DOCUMENT EXCERPT =>
>> start

Stargazing in February: Mercury – a planet of extremes
It may look like the Moon, but Mercury has many more secrets, Nigel Henbest writes

It’s a world where the Sun stops in the sky at noon and spins a small circle. Where you’d celebrate your annual birthday twice every day. In places, it’s as cold as the temperature of liquid air; while other locales are so hot that paper would spontaneously ignite – if this world had oxygen.
This is not a destination in Star Trek; nor is it one of the extreme planets that astronomers are now discovering that circle distant stars. It’s a world is right here in our Solar System; and this month you can see it for yourself, as Mercury puts on its best evening show of the year (see What’s Up).
As the innermost planet of the eight planets, Mercury never strays far from the Sun in our skies. Most of the time it’s lost in the daytime glare; and even at its greatest apparent distance from our local star, you’ll never see it against a fully dark sky. The great sixteenth century astronomer Nicolaus Copernicus, who put the Sun – rather than the Earth – at the centre of the planetary system, never observed Mercury himself; so give yourself extra plaudits for finding it this month!

>> end

RECORD EXCERPTS =>
>> start

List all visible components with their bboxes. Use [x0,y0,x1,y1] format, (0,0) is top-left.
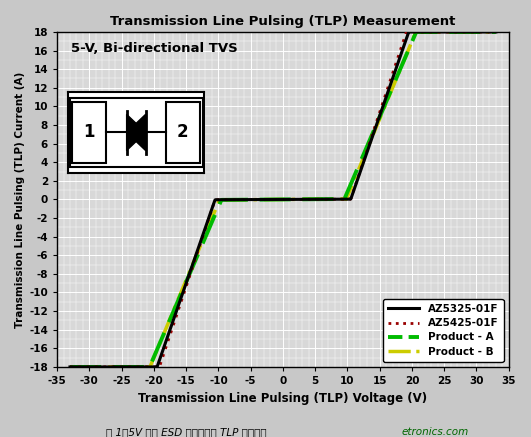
AZ5325-01F [406,29,412,35]
AZ5425-01F [254,197,261,202]
Product - A [254,197,261,202]
Text: 5-V, Bi-directional TVS: 5-V, Bi-directional TVS [71,42,237,55]
Product - B [239,197,245,202]
Text: etronics.com: etronics.com [402,427,469,437]
AZ5425-01F [404,29,410,35]
AZ5325-01F [359,163,366,168]
Y-axis label: Transmission Line Pulsing (TLP) Current (A): Transmission Line Pulsing (TLP) Current … [15,71,25,328]
Product - A [399,62,405,67]
Line: AZ5425-01F: AZ5425-01F [70,32,496,367]
AZ5325-01F [254,197,261,202]
AZ5325-01F [239,197,245,202]
Product - B [67,364,73,370]
Product - B [254,197,261,202]
Title: Transmission Line Pulsing (TLP) Measurement: Transmission Line Pulsing (TLP) Measurem… [110,15,456,28]
Product - B [413,29,419,35]
AZ5425-01F [407,29,413,35]
AZ5325-01F [110,364,117,370]
Product - A [359,154,366,160]
Line: AZ5325-01F: AZ5325-01F [70,32,496,367]
AZ5425-01F [399,42,405,48]
Product - B [493,29,499,35]
Product - A [67,364,73,370]
Text: 图 1：5V 双向 ESD 保护组件的 TLP 测试曲线: 图 1：5V 双向 ESD 保护组件的 TLP 测试曲线 [106,427,266,437]
Line: Product - B: Product - B [70,32,496,367]
Line: Product - A: Product - A [70,32,496,367]
Product - A [239,197,245,202]
AZ5325-01F [493,29,499,35]
Product - A [407,45,413,50]
Product - B [359,158,366,163]
AZ5425-01F [239,197,245,202]
AZ5425-01F [493,29,499,35]
AZ5325-01F [67,364,73,370]
Product - A [413,29,419,35]
Product - A [493,29,499,35]
Product - B [407,44,413,49]
Product - B [399,62,405,68]
AZ5425-01F [359,162,366,167]
Legend: AZ5325-01F, AZ5425-01F, Product - A, Product - B: AZ5325-01F, AZ5425-01F, Product - A, Pro… [383,299,503,362]
AZ5425-01F [110,364,117,370]
AZ5325-01F [399,49,405,54]
X-axis label: Transmission Line Pulsing (TLP) Voltage (V): Transmission Line Pulsing (TLP) Voltage … [139,392,427,405]
Product - A [110,364,117,370]
AZ5425-01F [67,364,73,370]
Product - B [110,364,117,370]
AZ5325-01F [407,29,413,35]
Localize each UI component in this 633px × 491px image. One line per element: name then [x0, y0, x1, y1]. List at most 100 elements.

>> end

WHAT THE EXERCISE ASKS =>
Can you write out the whole Mercury stargazing article from the top of the page again, word for word?

THE COMPLETED TASK =>
Stargazing in February: Mercury – a planet of extremes
It may look like the Moon, but Mercury has many more secrets, Nigel Henbest writes

It’s a world where the Sun stops in the sky at noon and spins a small circle. Where you’d celebrate your annual birthday twice every day. In places, it’s as cold as the temperature of liquid air; while other locales are so hot that paper would spontaneously ignite – if this world had oxygen.
This is not a destination in Star Trek; nor is it one of the extreme planets that astronomers are now discovering that circle distant stars. It’s a world is right here in our Solar System; and this month you can see it for yourself, as Mercury puts on its best evening show of the year (see What’s Up).
As the innermost planet of the eight planets, Mercury never strays far from the Sun in our skies. Most of the time it’s lost in the daytime glare; and even at its greatest apparent distance from our local star, you’ll never see it against a fully dark sky. The great sixteenth century astronomer Nicolaus Copernicus, who put the Sun – rather than the Earth – at the centre of the planetary system, never observed Mercury himself; so give yourself extra plaudits for finding it this month!